◆ Instruction: Return the whole listing exactly as it stands.
--- begin Data provided ---
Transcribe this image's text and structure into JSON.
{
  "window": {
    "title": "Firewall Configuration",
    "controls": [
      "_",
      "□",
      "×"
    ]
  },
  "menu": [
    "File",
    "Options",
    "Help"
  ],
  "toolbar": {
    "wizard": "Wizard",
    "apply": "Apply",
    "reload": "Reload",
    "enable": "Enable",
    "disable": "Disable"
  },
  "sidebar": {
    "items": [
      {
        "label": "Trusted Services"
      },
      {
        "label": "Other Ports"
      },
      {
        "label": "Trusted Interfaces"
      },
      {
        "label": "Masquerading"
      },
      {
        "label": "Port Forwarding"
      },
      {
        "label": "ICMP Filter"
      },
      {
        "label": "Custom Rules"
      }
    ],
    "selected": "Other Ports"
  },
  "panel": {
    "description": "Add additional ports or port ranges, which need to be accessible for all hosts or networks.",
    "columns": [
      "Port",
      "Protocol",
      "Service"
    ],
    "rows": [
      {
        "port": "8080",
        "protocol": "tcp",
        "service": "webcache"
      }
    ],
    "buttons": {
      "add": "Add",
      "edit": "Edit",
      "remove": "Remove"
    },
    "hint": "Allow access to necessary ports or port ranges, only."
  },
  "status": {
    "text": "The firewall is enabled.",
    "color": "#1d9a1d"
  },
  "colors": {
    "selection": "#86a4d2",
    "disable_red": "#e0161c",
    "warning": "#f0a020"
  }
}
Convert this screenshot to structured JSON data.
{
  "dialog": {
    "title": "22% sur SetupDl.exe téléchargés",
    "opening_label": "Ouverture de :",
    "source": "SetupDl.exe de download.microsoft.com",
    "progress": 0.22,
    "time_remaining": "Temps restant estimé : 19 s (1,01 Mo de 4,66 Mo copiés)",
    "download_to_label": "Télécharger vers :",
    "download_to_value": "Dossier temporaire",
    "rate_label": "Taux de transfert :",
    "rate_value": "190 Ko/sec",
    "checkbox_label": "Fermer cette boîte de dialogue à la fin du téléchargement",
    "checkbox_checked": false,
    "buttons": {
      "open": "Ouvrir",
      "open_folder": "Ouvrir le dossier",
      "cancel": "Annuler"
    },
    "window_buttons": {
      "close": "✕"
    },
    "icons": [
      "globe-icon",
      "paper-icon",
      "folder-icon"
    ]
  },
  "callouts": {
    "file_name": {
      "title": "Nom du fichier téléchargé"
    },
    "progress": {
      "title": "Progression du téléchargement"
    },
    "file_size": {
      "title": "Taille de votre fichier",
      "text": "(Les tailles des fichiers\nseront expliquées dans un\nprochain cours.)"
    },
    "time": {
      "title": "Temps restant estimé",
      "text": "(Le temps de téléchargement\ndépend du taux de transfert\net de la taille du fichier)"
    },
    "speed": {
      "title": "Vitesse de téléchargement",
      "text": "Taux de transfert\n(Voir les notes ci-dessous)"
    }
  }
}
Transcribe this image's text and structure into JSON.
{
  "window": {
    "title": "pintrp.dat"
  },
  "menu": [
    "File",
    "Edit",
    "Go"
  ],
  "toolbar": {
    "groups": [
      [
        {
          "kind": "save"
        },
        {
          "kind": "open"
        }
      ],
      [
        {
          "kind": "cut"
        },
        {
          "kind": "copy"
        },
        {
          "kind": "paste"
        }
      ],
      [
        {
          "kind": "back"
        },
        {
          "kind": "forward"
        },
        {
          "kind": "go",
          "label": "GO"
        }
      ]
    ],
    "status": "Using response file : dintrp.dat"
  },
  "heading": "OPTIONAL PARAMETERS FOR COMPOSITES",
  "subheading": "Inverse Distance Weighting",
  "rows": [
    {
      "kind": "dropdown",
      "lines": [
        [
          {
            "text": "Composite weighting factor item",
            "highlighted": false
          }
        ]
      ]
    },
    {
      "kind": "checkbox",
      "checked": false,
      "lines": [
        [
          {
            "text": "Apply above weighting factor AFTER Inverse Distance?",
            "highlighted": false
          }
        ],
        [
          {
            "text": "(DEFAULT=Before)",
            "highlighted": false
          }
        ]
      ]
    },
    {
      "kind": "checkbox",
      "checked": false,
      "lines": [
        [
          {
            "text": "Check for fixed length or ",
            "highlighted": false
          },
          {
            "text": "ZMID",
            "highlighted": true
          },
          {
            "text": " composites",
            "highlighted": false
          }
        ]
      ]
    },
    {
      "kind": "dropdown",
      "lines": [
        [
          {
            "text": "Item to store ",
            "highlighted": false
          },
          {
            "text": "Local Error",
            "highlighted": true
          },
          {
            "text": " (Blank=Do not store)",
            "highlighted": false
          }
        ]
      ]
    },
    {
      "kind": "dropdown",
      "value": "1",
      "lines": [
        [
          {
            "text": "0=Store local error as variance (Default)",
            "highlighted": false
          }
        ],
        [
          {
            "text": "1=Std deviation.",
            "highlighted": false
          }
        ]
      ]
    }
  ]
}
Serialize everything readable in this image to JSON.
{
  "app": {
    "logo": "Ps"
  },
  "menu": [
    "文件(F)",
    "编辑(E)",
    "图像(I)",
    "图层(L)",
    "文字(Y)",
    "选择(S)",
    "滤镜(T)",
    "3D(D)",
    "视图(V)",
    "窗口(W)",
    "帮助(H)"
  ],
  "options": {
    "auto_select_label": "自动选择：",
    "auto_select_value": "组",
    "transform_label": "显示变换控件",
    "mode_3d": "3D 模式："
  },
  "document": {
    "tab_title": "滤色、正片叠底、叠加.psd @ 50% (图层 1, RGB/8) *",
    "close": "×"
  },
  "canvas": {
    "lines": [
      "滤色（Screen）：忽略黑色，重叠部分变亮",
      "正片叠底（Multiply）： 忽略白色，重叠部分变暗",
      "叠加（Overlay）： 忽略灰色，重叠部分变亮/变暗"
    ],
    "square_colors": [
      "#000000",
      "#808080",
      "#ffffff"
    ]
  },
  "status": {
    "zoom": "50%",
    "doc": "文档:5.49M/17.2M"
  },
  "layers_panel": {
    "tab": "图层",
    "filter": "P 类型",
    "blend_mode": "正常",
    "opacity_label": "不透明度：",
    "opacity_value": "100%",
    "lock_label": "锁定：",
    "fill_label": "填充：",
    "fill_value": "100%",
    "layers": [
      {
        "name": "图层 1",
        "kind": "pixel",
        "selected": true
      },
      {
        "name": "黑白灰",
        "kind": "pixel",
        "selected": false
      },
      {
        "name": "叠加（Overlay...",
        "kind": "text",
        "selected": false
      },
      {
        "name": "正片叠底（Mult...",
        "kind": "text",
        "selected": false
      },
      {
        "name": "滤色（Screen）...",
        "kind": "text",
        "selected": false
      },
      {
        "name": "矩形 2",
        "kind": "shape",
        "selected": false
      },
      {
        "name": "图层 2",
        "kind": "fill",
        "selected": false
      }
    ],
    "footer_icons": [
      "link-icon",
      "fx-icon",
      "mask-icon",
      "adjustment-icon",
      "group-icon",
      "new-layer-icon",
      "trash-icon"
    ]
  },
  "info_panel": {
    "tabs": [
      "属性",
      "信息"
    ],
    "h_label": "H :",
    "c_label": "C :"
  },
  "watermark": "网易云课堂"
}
--- end Data provided ---
◆ Result below:
Transcribe this image's text and structure into JSON.
{
  "window": {
    "title": "Firewall Configuration",
    "controls": [
      "_",
      "□",
      "×"
    ]
  },
  "menu": [
    "File",
    "Options",
    "Help"
  ],
  "toolbar": {
    "wizard": "Wizard",
    "apply": "Apply",
    "reload": "Reload",
    "enable": "Enable",
    "disable": "Disable"
  },
  "sidebar": {
    "items": [
      {
        "label": "Trusted Services"
      },
      {
        "label": "Other Ports"
      },
      {
        "label": "Trusted Interfaces"
      },
      {
        "label": "Masquerading"
      },
      {
        "label": "Port Forwarding"
      },
      {
        "label": "ICMP Filter"
      },
      {
        "label": "Custom Rules"
      }
    ],
    "selected": "Other Ports"
  },
  "panel": {
    "description": "Add additional ports or port ranges, which need to be accessible for all hosts or networks.",
    "columns": [
      "Port",
      "Protocol",
      "Service"
    ],
    "rows": [
      {
        "port": "8080",
        "protocol": "tcp",
        "service": "webcache"
      }
    ],
    "buttons": {
      "add": "Add",
      "edit": "Edit",
      "remove": "Remove"
    },
    "hint": "Allow access to necessary ports or port ranges, only."
  },
  "status": {
    "text": "The firewall is enabled.",
    "color": "#1d9a1d"
  },
  "colors": {
    "selection": "#86a4d2",
    "disable_red": "#e0161c",
    "warning": "#f0a020"
  }
}
Convert this screenshot to structured JSON data.
{
  "dialog": {
    "title": "22% sur SetupDl.exe téléchargés",
    "opening_label": "Ouverture de :",
    "source": "SetupDl.exe de download.microsoft.com",
    "progress": 0.22,
    "time_remaining": "Temps restant estimé : 19 s (1,01 Mo de 4,66 Mo copiés)",
    "download_to_label": "Télécharger vers :",
    "download_to_value": "Dossier temporaire",
    "rate_label": "Taux de transfert :",
    "rate_value": "190 Ko/sec",
    "checkbox_label": "Fermer cette boîte de dialogue à la fin du téléchargement",
    "checkbox_checked": false,
    "buttons": {
      "open": "Ouvrir",
      "open_folder": "Ouvrir le dossier",
      "cancel": "Annuler"
    },
    "window_buttons": {
      "close": "✕"
    },
    "icons": [
      "globe-icon",
      "paper-icon",
      "folder-icon"
    ]
  },
  "callouts": {
    "file_name": {
      "title": "Nom du fichier téléchargé"
    },
    "progress": {
      "title": "Progression du téléchargement"
    },
    "file_size": {
      "title": "Taille de votre fichier",
      "text": "(Les tailles des fichiers\nseront expliquées dans un\nprochain cours.)"
    },
    "time": {
      "title": "Temps restant estimé",
      "text": "(Le temps de téléchargement\ndépend du taux de transfert\net de la taille du fichier)"
    },
    "speed": {
      "title": "Vitesse de téléchargement",
      "text": "Taux de transfert\n(Voir les notes ci-dessous)"
    }
  }
}
Transcribe this image's text and structure into JSON.
{
  "window": {
    "title": "pintrp.dat"
  },
  "menu": [
    "File",
    "Edit",
    "Go"
  ],
  "toolbar": {
    "groups": [
      [
        {
          "kind": "save"
        },
        {
          "kind": "open"
        }
      ],
      [
        {
          "kind": "cut"
        },
        {
          "kind": "copy"
        },
        {
          "kind": "paste"
        }
      ],
      [
        {
          "kind": "back"
        },
        {
          "kind": "forward"
        },
        {
          "kind": "go",
          "label": "GO"
        }
      ]
    ],
    "status": "Using response file : dintrp.dat"
  },
  "heading": "OPTIONAL PARAMETERS FOR COMPOSITES",
  "subheading": "Inverse Distance Weighting",
  "rows": [
    {
      "kind": "dropdown",
      "lines": [
        [
          {
            "text": "Composite weighting factor item",
            "highlighted": false
          }
        ]
      ]
    },
    {
      "kind": "checkbox",
      "checked": false,
      "lines": [
        [
          {
            "text": "Apply above weighting factor AFTER Inverse Distance?",
            "highlighted": false
          }
        ],
        [
          {
            "text": "(DEFAULT=Before)",
            "highlighted": false
          }
        ]
      ]
    },
    {
      "kind": "checkbox",
      "checked": false,
      "lines": [
        [
          {
            "text": "Check for fixed length or ",
            "highlighted": false
          },
          {
            "text": "ZMID",
            "highlighted": true
          },
          {
            "text": " composites",
            "highlighted": false
          }
        ]
      ]
    },
    {
      "kind": "dropdown",
      "lines": [
        [
          {
            "text": "Item to store ",
            "highlighted": false
          },
          {
            "text": "Local Error",
            "highlighted": true
          },
          {
            "text": " (Blank=Do not store)",
            "highlighted": false
          }
        ]
      ]
    },
    {
      "kind": "dropdown",
      "value": "1",
      "lines": [
        [
          {
            "text": "0=Store local error as variance (Default)",
            "highlighted": false
          }
        ],
        [
          {
            "text": "1=Std deviation.",
            "highlighted": false
          }
        ]
      ]
    }
  ]
}
Serialize everything readable in this image to JSON.
{
  "app": {
    "logo": "Ps"
  },
  "menu": [
    "文件(F)",
    "编辑(E)",
    "图像(I)",
    "图层(L)",
    "文字(Y)",
    "选择(S)",
    "滤镜(T)",
    "3D(D)",
    "视图(V)",
    "窗口(W)",
    "帮助(H)"
  ],
  "options": {
    "auto_select_label": "自动选择：",
    "auto_select_value": "组",
    "transform_label": "显示变换控件",
    "mode_3d": "3D 模式："
  },
  "document": {
    "tab_title": "滤色、正片叠底、叠加.psd @ 50% (图层 1, RGB/8) *",
    "close": "×"
  },
  "canvas": {
    "lines": [
      "滤色（Screen）：忽略黑色，重叠部分变亮",
      "正片叠底（Multiply）： 忽略白色，重叠部分变暗",
      "叠加（Overlay）： 忽略灰色，重叠部分变亮/变暗"
    ],
    "square_colors": [
      "#000000",
      "#808080",
      "#ffffff"
    ]
  },
  "status": {
    "zoom": "50%",
    "doc": "文档:5.49M/17.2M"
  },
  "layers_panel": {
    "tab": "图层",
    "filter": "P 类型",
    "blend_mode": "正常",
    "opacity_label": "不透明度：",
    "opacity_value": "100%",
    "lock_label": "锁定：",
    "fill_label": "填充：",
    "fill_value": "100%",
    "layers": [
      {
        "name": "图层 1",
        "kind": "pixel",
        "selected": true
      },
      {
        "name": "黑白灰",
        "kind": "pixel",
        "selected": false
      },
      {
        "name": "叠加（Overlay...",
        "kind": "text",
        "selected": false
      },
      {
        "name": "正片叠底（Mult...",
        "kind": "text",
        "selected": false
      },
      {
        "name": "滤色（Screen）...",
        "kind": "text",
        "selected": false
      },
      {
        "name": "矩形 2",
        "kind": "shape",
        "selected": false
      },
      {
        "name": "图层 2",
        "kind": "fill",
        "selected": false
      }
    ],
    "footer_icons": [
      "link-icon",
      "fx-icon",
      "mask-icon",
      "adjustment-icon",
      "group-icon",
      "new-layer-icon",
      "trash-icon"
    ]
  },
  "info_panel": {
    "tabs": [
      "属性",
      "信息"
    ],
    "h_label": "H :",
    "c_label": "C :"
  },
  "watermark": "网易云课堂"
}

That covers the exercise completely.